━━ Data records ━━

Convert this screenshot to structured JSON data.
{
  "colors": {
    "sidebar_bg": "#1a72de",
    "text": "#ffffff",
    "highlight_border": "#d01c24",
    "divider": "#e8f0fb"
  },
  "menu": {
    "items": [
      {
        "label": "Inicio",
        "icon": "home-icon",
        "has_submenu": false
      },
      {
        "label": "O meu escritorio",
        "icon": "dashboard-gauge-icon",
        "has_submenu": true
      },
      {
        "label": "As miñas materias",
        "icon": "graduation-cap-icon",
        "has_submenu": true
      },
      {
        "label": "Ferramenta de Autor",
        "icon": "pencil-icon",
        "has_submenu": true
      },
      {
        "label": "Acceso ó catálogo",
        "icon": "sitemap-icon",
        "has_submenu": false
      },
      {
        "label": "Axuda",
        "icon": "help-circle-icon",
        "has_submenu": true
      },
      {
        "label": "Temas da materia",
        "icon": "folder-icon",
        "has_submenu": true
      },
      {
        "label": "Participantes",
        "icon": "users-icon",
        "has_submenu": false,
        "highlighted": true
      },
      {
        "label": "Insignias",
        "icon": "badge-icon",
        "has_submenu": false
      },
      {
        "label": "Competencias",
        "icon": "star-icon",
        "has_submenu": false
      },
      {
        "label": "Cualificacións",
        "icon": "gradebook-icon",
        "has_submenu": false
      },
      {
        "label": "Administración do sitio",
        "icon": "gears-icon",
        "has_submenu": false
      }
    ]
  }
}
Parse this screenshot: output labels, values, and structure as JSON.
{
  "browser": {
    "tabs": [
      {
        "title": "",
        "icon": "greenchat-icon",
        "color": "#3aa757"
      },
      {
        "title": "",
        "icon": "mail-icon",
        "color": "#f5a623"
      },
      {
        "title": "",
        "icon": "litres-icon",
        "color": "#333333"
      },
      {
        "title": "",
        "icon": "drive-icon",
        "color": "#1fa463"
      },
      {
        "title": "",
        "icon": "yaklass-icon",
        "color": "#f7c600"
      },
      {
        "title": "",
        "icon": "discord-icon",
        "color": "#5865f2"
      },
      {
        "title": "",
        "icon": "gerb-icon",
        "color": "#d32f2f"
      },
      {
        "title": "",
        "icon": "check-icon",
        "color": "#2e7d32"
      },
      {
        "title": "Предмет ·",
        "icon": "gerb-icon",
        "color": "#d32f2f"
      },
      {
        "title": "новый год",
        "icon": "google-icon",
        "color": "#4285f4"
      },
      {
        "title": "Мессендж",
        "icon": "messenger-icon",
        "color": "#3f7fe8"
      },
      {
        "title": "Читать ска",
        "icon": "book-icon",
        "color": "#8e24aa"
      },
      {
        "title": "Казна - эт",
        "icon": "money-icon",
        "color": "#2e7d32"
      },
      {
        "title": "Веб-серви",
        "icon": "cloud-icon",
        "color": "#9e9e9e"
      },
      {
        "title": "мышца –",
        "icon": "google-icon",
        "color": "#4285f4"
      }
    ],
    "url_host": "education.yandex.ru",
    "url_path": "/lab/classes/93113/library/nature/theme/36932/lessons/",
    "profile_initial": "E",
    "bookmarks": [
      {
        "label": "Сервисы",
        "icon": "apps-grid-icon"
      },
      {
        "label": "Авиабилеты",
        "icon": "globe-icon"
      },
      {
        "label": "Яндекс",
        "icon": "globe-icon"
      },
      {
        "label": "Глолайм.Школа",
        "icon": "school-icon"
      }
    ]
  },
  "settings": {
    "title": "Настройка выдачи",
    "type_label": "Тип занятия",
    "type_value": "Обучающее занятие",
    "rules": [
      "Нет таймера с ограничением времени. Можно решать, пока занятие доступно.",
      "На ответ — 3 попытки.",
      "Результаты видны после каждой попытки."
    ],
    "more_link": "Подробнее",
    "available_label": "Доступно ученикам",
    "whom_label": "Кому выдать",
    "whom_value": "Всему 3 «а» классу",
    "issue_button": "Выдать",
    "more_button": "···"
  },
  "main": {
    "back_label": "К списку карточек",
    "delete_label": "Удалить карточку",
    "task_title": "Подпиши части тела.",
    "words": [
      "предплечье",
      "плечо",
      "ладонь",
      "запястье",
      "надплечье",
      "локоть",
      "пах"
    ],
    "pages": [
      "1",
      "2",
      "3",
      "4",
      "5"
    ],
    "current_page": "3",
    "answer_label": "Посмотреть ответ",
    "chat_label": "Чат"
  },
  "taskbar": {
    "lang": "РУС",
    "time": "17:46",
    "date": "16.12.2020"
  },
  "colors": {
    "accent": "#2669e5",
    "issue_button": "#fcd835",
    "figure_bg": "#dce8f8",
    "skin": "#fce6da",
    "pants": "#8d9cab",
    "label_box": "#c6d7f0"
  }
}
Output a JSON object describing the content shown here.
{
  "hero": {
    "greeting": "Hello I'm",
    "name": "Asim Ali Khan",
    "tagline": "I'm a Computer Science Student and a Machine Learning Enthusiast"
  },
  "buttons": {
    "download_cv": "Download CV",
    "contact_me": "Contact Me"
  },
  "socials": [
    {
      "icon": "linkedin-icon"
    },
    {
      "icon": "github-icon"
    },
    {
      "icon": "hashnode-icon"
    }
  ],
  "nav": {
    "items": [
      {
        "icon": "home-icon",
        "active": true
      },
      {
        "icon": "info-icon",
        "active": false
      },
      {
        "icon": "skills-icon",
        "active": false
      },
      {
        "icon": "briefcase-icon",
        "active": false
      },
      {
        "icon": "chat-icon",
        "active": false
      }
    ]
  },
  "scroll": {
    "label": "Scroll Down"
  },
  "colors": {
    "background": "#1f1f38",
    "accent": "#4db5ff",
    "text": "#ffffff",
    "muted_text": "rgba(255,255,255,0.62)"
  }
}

━━━

Transcribe all of the lines in the records precisely.

Convert this screenshot to structured JSON data.
{
  "colors": {
    "sidebar_bg": "#1a72de",
    "text": "#ffffff",
    "highlight_border": "#d01c24",
    "divider": "#e8f0fb"
  },
  "menu": {
    "items": [
      {
        "label": "Inicio",
        "icon": "home-icon",
        "has_submenu": false
      },
      {
        "label": "O meu escritorio",
        "icon": "dashboard-gauge-icon",
        "has_submenu": true
      },
      {
        "label": "As miñas materias",
        "icon": "graduation-cap-icon",
        "has_submenu": true
      },
      {
        "label": "Ferramenta de Autor",
        "icon": "pencil-icon",
        "has_submenu": true
      },
      {
        "label": "Acceso ó catálogo",
        "icon": "sitemap-icon",
        "has_submenu": false
      },
      {
        "label": "Axuda",
        "icon": "help-circle-icon",
        "has_submenu": true
      },
      {
        "label": "Temas da materia",
        "icon": "folder-icon",
        "has_submenu": true
      },
      {
        "label": "Participantes",
        "icon": "users-icon",
        "has_submenu": false,
        "highlighted": true
      },
      {
        "label": "Insignias",
        "icon": "badge-icon",
        "has_submenu": false
      },
      {
        "label": "Competencias",
        "icon": "star-icon",
        "has_submenu": false
      },
      {
        "label": "Cualificacións",
        "icon": "gradebook-icon",
        "has_submenu": false
      },
      {
        "label": "Administración do sitio",
        "icon": "gears-icon",
        "has_submenu": false
      }
    ]
  }
}
Parse this screenshot: output labels, values, and structure as JSON.
{
  "browser": {
    "tabs": [
      {
        "title": "",
        "icon": "greenchat-icon",
        "color": "#3aa757"
      },
      {
        "title": "",
        "icon": "mail-icon",
        "color": "#f5a623"
      },
      {
        "title": "",
        "icon": "litres-icon",
        "color": "#333333"
      },
      {
        "title": "",
        "icon": "drive-icon",
        "color": "#1fa463"
      },
      {
        "title": "",
        "icon": "yaklass-icon",
        "color": "#f7c600"
      },
      {
        "title": "",
        "icon": "discord-icon",
        "color": "#5865f2"
      },
      {
        "title": "",
        "icon": "gerb-icon",
        "color": "#d32f2f"
      },
      {
        "title": "",
        "icon": "check-icon",
        "color": "#2e7d32"
      },
      {
        "title": "Предмет ·",
        "icon": "gerb-icon",
        "color": "#d32f2f"
      },
      {
        "title": "новый год",
        "icon": "google-icon",
        "color": "#4285f4"
      },
      {
        "title": "Мессендж",
        "icon": "messenger-icon",
        "color": "#3f7fe8"
      },
      {
        "title": "Читать ска",
        "icon": "book-icon",
        "color": "#8e24aa"
      },
      {
        "title": "Казна - эт",
        "icon": "money-icon",
        "color": "#2e7d32"
      },
      {
        "title": "Веб-серви",
        "icon": "cloud-icon",
        "color": "#9e9e9e"
      },
      {
        "title": "мышца –",
        "icon": "google-icon",
        "color": "#4285f4"
      }
    ],
    "url_host": "education.yandex.ru",
    "url_path": "/lab/classes/93113/library/nature/theme/36932/lessons/",
    "profile_initial": "E",
    "bookmarks": [
      {
        "label": "Сервисы",
        "icon": "apps-grid-icon"
      },
      {
        "label": "Авиабилеты",
        "icon": "globe-icon"
      },
      {
        "label": "Яндекс",
        "icon": "globe-icon"
      },
      {
        "label": "Глолайм.Школа",
        "icon": "school-icon"
      }
    ]
  },
  "settings": {
    "title": "Настройка выдачи",
    "type_label": "Тип занятия",
    "type_value": "Обучающее занятие",
    "rules": [
      "Нет таймера с ограничением времени. Можно решать, пока занятие доступно.",
      "На ответ — 3 попытки.",
      "Результаты видны после каждой попытки."
    ],
    "more_link": "Подробнее",
    "available_label": "Доступно ученикам",
    "whom_label": "Кому выдать",
    "whom_value": "Всему 3 «а» классу",
    "issue_button": "Выдать",
    "more_button": "···"
  },
  "main": {
    "back_label": "К списку карточек",
    "delete_label": "Удалить карточку",
    "task_title": "Подпиши части тела.",
    "words": [
      "предплечье",
      "плечо",
      "ладонь",
      "запястье",
      "надплечье",
      "локоть",
      "пах"
    ],
    "pages": [
      "1",
      "2",
      "3",
      "4",
      "5"
    ],
    "current_page": "3",
    "answer_label": "Посмотреть ответ",
    "chat_label": "Чат"
  },
  "taskbar": {
    "lang": "РУС",
    "time": "17:46",
    "date": "16.12.2020"
  },
  "colors": {
    "accent": "#2669e5",
    "issue_button": "#fcd835",
    "figure_bg": "#dce8f8",
    "skin": "#fce6da",
    "pants": "#8d9cab",
    "label_box": "#c6d7f0"
  }
}
Output a JSON object describing the content shown here.
{
  "hero": {
    "greeting": "Hello I'm",
    "name": "Asim Ali Khan",
    "tagline": "I'm a Computer Science Student and a Machine Learning Enthusiast"
  },
  "buttons": {
    "download_cv": "Download CV",
    "contact_me": "Contact Me"
  },
  "socials": [
    {
      "icon": "linkedin-icon"
    },
    {
      "icon": "github-icon"
    },
    {
      "icon": "hashnode-icon"
    }
  ],
  "nav": {
    "items": [
      {
        "icon": "home-icon",
        "active": true
      },
      {
        "icon": "info-icon",
        "active": false
      },
      {
        "icon": "skills-icon",
        "active": false
      },
      {
        "icon": "briefcase-icon",
        "active": false
      },
      {
        "icon": "chat-icon",
        "active": false
      }
    ]
  },
  "scroll": {
    "label": "Scroll Down"
  },
  "colors": {
    "background": "#1f1f38",
    "accent": "#4db5ff",
    "text": "#ffffff",
    "muted_text": "rgba(255,255,255,0.62)"
  }
}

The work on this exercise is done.